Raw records
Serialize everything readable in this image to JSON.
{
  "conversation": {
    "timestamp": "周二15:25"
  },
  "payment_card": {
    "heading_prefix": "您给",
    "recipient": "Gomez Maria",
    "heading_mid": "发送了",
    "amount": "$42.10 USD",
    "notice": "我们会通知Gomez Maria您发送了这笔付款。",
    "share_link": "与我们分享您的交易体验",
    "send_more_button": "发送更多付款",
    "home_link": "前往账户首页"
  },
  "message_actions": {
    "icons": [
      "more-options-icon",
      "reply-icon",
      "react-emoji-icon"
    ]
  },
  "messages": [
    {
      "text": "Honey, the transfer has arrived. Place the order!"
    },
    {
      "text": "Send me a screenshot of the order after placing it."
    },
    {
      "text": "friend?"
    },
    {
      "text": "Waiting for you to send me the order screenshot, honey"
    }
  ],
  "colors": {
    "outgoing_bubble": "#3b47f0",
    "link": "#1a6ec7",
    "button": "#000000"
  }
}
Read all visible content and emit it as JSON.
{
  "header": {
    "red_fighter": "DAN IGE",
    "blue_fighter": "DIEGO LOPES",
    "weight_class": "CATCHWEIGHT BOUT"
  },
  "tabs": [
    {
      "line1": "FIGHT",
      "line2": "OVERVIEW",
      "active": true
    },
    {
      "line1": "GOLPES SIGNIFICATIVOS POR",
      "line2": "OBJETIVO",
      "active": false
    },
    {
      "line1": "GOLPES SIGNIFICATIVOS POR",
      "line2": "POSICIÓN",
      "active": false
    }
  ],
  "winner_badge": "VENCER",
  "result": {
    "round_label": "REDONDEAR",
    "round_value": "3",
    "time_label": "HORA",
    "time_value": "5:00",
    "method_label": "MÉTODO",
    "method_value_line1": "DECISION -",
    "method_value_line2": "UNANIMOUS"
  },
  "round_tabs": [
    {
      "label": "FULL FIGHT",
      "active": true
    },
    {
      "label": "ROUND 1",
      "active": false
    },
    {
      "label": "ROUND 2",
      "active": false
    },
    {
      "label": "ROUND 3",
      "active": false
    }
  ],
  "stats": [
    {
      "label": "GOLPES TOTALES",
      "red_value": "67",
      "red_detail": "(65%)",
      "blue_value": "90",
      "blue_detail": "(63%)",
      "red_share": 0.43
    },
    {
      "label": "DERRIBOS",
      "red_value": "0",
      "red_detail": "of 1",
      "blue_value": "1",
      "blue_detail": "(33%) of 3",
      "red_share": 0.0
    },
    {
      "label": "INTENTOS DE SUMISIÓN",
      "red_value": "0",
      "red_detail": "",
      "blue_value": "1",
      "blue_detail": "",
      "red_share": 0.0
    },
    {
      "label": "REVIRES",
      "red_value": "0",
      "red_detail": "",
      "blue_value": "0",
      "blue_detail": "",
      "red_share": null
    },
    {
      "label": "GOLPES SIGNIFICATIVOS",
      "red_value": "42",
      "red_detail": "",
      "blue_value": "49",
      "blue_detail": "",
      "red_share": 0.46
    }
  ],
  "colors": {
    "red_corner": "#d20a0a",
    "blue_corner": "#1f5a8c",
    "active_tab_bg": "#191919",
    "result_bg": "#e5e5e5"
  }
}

-- DIRECTION --
Reproduce the material verbatim, line by line.

-- ANSWER TO THIS EXERCISE --
Serialize everything readable in this image to JSON.
{
  "conversation": {
    "timestamp": "周二15:25"
  },
  "payment_card": {
    "heading_prefix": "您给",
    "recipient": "Gomez Maria",
    "heading_mid": "发送了",
    "amount": "$42.10 USD",
    "notice": "我们会通知Gomez Maria您发送了这笔付款。",
    "share_link": "与我们分享您的交易体验",
    "send_more_button": "发送更多付款",
    "home_link": "前往账户首页"
  },
  "message_actions": {
    "icons": [
      "more-options-icon",
      "reply-icon",
      "react-emoji-icon"
    ]
  },
  "messages": [
    {
      "text": "Honey, the transfer has arrived. Place the order!"
    },
    {
      "text": "Send me a screenshot of the order after placing it."
    },
    {
      "text": "friend?"
    },
    {
      "text": "Waiting for you to send me the order screenshot, honey"
    }
  ],
  "colors": {
    "outgoing_bubble": "#3b47f0",
    "link": "#1a6ec7",
    "button": "#000000"
  }
}
Read all visible content and emit it as JSON.
{
  "header": {
    "red_fighter": "DAN IGE",
    "blue_fighter": "DIEGO LOPES",
    "weight_class": "CATCHWEIGHT BOUT"
  },
  "tabs": [
    {
      "line1": "FIGHT",
      "line2": "OVERVIEW",
      "active": true
    },
    {
      "line1": "GOLPES SIGNIFICATIVOS POR",
      "line2": "OBJETIVO",
      "active": false
    },
    {
      "line1": "GOLPES SIGNIFICATIVOS POR",
      "line2": "POSICIÓN",
      "active": false
    }
  ],
  "winner_badge": "VENCER",
  "result": {
    "round_label": "REDONDEAR",
    "round_value": "3",
    "time_label": "HORA",
    "time_value": "5:00",
    "method_label": "MÉTODO",
    "method_value_line1": "DECISION -",
    "method_value_line2": "UNANIMOUS"
  },
  "round_tabs": [
    {
      "label": "FULL FIGHT",
      "active": true
    },
    {
      "label": "ROUND 1",
      "active": false
    },
    {
      "label": "ROUND 2",
      "active": false
    },
    {
      "label": "ROUND 3",
      "active": false
    }
  ],
  "stats": [
    {
      "label": "GOLPES TOTALES",
      "red_value": "67",
      "red_detail": "(65%)",
      "blue_value": "90",
      "blue_detail": "(63%)",
      "red_share": 0.43
    },
    {
      "label": "DERRIBOS",
      "red_value": "0",
      "red_detail": "of 1",
      "blue_value": "1",
      "blue_detail": "(33%) of 3",
      "red_share": 0.0
    },
    {
      "label": "INTENTOS DE SUMISIÓN",
      "red_value": "0",
      "red_detail": "",
      "blue_value": "1",
      "blue_detail": "",
      "red_share": 0.0
    },
    {
      "label": "REVIRES",
      "red_value": "0",
      "red_detail": "",
      "blue_value": "0",
      "blue_detail": "",
      "red_share": null
    },
    {
      "label": "GOLPES SIGNIFICATIVOS",
      "red_value": "42",
      "red_detail": "",
      "blue_value": "49",
      "blue_detail": "",
      "red_share": 0.46
    }
  ],
  "colors": {
    "red_corner": "#d20a0a",
    "blue_corner": "#1f5a8c",
    "active_tab_bg": "#191919",
    "result_bg": "#e5e5e5"
  }
}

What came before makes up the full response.